OMG, SO CUTE. I'll be watching this thread like a hawk for updates!!!


----------



## lucidity (Nov 10, 2009)

Thank you for all the comments, everyone!!  I will definitely be flooding you guys with pics... cos I just love taking pictures of the pups--they make the funniest faces now!



Equinox said:


> I still remember when you guys were just beginning to rack up those wins and points in the show ring! Really wonderful to see all of your dreams coming to fruition  Glad to hear that Lyra is doing well, too.
> 
> Cavs have always been that perfect laid back, good dog breed for me. I'd love to have a sweet little Cav in addition to a crazy herding dog or two.


Thanks again! Yeah, I can't believe it's been 2 years since I started showing Lyra... and she is turning 3 soon! OMG. I still think of her as a little puppy. Time sure FLIES. Cadence is turning FIVE this year. Holy crap. Isn't Trent turning 5 too? I remember him being the same age as Cadence...


----------



## Equinox (Nov 11, 2008)

lucidity said:


> Thanks again! Yeah, I can't believe it's been 2 years since I started showing Lyra... and she is turning 3 soon! OMG. I still think of her as a little puppy. Time sure FLIES. Cadence is turning FIVE this year. Holy crap. Isn't Trent turning 5 too? I remember him being the same age as Cadence...


He is!! He turned 5 a little over a month ago (Feb 20th) and I just can't believe it. It really doesn't feel like it's been 5 years!! Can't believe Cadence is going to be 5, either. As for Lyra, I still go back and forth between "she's still a puppy!" and "well, she's accomplished so much, so she can't be that young!" LOL


----------



## cookieface (Jul 6, 2011)

Adorable puppies! Congratulations. Looking forward to watching them grow. 

Ironically, I came across this post, How do you know when you're ready for another dog?, yesterday while researching. Obviously getting another dog worked out very well for you.


----------



## lucidity (Nov 10, 2009)

Equinox said:


> He is!! He turned 5 a little over a month ago (Feb 20th) and I just can't believe it. It really doesn't feel like it's been 5 years!! Can't believe Cadence is going to be 5, either. As for Lyra, I still go back and forth between "she's still a puppy!" and "well, she's accomplished so much, so she can't be that young!" LOL


Wow... we've been on this forum a while haven't we!? 5 feels so olldd.. it's like, middle aged, and I'm like crap.. soon he'll be a veteran!

:: Requirements ::
**1.** Using the forum thread about dogs, decide whether each statement agrees with it: (a) Trent turned 5 on Feb 20th; (b) lucidity has been showing Lyra for three years; (c) cookieface came across the post "How do you know when you're ready for another dog?" while researching. Answer yes or no for each and quote the words that decide it.
**2.** List every dog named in the forum thread about dogs.

:: Given material ::
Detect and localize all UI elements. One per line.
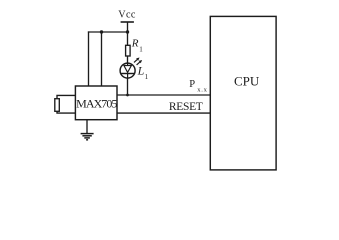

:: Solution set ::
**1.**
(a) Yes: "He turned 5 a little over a month ago (Feb 20th)"
(b) No: "it's been 2 years since I started showing Lyra"
(c) Yes: "I came across this post, How do you know when you're ready for another dog?, yesterday while researching"

**2.** Lyra, Cadence, Trent